• **What you are asked to do**: Look through the data below and work out how many lines contain the string "icon". Give the number alone.

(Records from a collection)
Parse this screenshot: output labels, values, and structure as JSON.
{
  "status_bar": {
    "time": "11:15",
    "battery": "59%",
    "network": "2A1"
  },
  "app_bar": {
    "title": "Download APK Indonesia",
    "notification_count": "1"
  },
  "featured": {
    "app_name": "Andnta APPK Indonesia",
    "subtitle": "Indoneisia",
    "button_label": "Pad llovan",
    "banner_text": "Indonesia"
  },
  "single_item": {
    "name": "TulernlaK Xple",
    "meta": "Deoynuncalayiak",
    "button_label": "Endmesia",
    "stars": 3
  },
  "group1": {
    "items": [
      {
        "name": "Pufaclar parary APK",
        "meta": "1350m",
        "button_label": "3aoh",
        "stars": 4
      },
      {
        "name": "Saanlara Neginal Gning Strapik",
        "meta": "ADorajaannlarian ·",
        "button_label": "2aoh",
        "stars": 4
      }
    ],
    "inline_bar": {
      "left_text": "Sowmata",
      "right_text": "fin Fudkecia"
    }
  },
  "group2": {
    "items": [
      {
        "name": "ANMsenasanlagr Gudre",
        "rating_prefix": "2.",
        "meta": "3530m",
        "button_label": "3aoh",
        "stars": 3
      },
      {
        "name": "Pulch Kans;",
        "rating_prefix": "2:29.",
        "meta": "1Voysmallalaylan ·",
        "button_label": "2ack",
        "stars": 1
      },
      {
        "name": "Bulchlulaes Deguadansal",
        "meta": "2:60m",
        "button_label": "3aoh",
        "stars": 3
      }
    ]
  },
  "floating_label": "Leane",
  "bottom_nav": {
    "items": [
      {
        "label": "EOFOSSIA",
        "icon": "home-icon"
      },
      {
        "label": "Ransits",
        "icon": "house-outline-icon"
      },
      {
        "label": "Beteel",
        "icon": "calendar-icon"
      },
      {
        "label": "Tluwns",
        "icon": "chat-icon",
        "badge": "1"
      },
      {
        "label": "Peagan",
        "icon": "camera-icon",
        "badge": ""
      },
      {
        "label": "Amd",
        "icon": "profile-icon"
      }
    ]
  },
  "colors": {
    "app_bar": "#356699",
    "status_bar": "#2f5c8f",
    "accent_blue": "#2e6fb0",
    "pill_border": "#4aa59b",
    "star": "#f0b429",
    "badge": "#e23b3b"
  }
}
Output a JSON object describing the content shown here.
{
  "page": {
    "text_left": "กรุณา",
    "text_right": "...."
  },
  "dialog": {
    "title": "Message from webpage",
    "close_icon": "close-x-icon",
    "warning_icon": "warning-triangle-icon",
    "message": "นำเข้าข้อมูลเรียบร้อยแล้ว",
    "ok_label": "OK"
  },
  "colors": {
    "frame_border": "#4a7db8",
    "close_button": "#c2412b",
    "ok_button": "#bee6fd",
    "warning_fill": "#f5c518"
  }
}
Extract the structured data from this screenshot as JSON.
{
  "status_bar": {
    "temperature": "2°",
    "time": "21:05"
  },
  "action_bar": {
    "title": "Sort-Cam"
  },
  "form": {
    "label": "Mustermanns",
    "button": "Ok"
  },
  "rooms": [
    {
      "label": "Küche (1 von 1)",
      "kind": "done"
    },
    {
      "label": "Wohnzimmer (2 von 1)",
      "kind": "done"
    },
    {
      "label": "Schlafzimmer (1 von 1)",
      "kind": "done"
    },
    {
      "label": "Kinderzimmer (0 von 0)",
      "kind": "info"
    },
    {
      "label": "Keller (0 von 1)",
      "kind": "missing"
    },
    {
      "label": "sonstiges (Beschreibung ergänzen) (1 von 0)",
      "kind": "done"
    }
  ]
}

• **Answer to the exercise**: 8